### DIRECTION
Duplicate everything from the start of the records down to the line containing "list-text: Remove the display bezel.", including both ends.

### SUPPLIED RECORDS
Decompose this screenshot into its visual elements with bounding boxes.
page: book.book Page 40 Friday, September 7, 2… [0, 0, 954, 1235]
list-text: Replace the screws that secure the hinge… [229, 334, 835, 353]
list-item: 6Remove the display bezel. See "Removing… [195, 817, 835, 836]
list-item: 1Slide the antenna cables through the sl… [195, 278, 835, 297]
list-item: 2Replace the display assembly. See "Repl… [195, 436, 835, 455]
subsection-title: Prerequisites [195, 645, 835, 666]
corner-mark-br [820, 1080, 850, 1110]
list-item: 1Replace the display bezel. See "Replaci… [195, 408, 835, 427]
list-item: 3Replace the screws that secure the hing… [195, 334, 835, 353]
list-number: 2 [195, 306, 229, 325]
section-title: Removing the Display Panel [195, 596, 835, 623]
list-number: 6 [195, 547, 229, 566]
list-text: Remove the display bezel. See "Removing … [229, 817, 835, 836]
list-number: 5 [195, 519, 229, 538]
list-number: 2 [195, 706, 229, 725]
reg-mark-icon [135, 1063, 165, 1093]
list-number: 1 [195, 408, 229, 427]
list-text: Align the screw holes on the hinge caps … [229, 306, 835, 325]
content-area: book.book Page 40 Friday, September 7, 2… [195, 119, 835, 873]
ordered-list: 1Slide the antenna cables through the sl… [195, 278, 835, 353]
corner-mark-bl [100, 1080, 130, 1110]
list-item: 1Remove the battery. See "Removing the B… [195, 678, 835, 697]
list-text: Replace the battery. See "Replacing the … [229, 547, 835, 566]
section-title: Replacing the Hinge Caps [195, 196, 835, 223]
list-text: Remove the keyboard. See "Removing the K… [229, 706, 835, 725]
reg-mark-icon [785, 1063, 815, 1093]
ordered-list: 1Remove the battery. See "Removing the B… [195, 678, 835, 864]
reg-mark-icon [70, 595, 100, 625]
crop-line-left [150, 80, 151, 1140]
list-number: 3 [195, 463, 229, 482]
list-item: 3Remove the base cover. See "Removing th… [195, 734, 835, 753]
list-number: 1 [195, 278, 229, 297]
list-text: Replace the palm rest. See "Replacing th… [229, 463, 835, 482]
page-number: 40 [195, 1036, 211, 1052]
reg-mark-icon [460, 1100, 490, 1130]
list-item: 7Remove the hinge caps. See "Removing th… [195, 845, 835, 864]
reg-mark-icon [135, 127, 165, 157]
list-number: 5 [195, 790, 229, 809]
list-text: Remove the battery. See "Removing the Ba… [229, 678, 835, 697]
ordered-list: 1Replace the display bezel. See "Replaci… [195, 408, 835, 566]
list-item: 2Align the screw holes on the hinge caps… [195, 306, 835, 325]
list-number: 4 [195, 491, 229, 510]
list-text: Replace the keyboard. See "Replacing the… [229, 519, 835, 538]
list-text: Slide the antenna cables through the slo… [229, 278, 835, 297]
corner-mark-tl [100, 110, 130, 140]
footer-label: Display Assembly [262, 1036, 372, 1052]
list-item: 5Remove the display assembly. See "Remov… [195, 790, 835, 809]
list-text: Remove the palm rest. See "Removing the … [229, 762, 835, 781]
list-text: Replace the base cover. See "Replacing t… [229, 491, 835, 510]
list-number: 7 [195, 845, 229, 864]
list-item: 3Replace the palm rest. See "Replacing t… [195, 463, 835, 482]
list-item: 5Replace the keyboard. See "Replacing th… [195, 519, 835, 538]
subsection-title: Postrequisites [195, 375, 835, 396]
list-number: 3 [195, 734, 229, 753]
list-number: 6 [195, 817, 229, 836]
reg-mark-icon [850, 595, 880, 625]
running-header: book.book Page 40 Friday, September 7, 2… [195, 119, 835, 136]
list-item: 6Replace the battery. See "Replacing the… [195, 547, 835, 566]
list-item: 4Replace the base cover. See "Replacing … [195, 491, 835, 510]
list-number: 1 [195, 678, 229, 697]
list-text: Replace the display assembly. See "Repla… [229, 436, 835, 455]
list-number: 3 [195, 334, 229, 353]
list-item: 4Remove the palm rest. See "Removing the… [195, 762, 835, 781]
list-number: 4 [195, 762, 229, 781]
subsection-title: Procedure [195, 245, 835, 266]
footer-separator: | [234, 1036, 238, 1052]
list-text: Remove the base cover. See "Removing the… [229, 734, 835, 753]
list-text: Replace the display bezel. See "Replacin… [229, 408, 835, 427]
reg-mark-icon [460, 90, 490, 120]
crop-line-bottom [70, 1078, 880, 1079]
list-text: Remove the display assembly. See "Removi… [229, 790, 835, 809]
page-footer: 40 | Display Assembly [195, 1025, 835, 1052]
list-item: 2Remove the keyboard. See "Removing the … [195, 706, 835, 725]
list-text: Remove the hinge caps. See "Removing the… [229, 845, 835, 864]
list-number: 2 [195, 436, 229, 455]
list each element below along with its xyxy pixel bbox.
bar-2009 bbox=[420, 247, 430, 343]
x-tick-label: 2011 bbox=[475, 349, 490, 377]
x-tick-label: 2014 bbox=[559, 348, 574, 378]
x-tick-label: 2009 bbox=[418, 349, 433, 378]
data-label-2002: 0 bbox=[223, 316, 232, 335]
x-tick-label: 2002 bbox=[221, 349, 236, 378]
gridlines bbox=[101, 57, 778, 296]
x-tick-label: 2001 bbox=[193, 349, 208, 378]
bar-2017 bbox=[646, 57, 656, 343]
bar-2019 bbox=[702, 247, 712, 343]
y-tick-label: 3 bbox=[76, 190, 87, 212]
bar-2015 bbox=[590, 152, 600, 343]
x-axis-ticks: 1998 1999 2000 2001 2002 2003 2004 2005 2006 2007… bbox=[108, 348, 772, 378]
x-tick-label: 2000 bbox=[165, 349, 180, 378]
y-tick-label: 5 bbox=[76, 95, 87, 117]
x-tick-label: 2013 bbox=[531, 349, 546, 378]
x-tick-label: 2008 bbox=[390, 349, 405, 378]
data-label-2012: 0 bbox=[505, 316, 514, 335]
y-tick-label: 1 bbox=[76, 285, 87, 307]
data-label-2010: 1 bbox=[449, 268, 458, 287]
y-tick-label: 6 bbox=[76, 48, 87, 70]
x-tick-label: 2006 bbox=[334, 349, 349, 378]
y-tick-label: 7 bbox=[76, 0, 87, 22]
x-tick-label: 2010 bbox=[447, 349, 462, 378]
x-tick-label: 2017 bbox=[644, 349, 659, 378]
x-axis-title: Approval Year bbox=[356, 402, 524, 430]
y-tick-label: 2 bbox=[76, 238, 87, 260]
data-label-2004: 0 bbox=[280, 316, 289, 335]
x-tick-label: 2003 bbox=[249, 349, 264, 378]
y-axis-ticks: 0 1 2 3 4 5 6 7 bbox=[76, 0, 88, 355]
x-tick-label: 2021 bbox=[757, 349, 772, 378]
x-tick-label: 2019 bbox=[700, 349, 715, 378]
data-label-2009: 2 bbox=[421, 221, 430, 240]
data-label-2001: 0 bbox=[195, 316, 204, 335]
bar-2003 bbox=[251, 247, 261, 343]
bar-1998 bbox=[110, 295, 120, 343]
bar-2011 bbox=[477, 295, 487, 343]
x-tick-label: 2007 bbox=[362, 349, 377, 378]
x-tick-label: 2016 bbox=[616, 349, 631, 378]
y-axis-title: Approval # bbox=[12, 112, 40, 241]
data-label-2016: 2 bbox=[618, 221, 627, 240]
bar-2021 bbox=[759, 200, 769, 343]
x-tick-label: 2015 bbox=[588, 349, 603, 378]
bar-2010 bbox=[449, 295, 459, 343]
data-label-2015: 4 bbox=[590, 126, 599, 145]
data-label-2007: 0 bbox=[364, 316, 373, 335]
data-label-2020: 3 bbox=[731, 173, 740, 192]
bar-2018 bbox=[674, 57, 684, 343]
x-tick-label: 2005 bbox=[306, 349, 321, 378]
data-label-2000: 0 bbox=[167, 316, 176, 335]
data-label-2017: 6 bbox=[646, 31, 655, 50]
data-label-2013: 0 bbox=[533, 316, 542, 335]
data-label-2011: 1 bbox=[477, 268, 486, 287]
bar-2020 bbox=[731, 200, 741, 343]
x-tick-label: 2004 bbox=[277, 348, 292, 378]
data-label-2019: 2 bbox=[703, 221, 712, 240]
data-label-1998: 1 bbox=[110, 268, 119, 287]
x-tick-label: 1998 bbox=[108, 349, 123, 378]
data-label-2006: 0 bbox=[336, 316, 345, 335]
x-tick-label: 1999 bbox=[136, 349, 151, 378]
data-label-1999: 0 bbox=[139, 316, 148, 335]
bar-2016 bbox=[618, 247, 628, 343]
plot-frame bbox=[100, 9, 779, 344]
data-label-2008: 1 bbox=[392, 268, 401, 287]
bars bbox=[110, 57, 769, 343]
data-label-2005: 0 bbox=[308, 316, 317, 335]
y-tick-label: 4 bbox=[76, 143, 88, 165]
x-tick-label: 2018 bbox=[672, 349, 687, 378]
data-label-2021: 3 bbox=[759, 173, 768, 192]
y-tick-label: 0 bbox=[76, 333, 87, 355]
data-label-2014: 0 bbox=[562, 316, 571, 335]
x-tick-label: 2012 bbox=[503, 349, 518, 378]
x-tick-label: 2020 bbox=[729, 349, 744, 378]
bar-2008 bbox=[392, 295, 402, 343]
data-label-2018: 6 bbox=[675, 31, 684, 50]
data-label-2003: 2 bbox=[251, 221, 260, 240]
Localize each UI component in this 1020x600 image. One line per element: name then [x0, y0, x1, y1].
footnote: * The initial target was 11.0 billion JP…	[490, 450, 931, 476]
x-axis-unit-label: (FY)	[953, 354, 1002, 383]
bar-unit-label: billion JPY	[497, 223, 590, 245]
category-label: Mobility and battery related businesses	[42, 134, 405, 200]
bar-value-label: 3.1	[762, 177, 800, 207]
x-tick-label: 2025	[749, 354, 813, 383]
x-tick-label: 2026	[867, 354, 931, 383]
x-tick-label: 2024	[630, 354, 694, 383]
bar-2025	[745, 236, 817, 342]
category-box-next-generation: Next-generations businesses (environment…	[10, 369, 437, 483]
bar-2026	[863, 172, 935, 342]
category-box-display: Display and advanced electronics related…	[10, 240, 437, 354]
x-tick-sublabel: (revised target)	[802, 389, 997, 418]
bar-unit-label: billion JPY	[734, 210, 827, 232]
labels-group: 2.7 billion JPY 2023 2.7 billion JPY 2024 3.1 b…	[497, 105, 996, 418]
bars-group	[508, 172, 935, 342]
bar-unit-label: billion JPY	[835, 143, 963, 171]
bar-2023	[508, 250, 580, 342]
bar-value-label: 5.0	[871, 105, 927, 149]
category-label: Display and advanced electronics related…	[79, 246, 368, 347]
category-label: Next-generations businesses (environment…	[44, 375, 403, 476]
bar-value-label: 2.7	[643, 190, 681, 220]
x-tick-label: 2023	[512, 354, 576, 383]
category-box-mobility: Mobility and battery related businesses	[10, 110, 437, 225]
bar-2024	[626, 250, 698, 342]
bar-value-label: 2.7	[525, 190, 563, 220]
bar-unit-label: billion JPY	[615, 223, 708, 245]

### SOLUTION
Decompose this screenshot into its visual elements with bounding boxes.
page: book.book Page 40 Friday, September 7, 2… [0, 0, 954, 1235]
list-text: Replace the screws that secure the hinge… [229, 334, 835, 353]
list-item: 6Remove the display bezel. See "Removing… [195, 817, 835, 836]
list-item: 1Slide the antenna cables through the sl… [195, 278, 835, 297]
list-item: 2Replace the display assembly. See "Repl… [195, 436, 835, 455]
subsection-title: Prerequisites [195, 645, 835, 666]
corner-mark-br [820, 1080, 850, 1110]
list-item: 1Replace the display bezel. See "Replaci… [195, 408, 835, 427]
list-item: 3Replace the screws that secure the hing… [195, 334, 835, 353]
list-number: 2 [195, 306, 229, 325]
section-title: Removing the Display Panel [195, 596, 835, 623]
list-number: 6 [195, 547, 229, 566]
list-text: Remove the display bezel. See "Removing … [229, 817, 835, 836]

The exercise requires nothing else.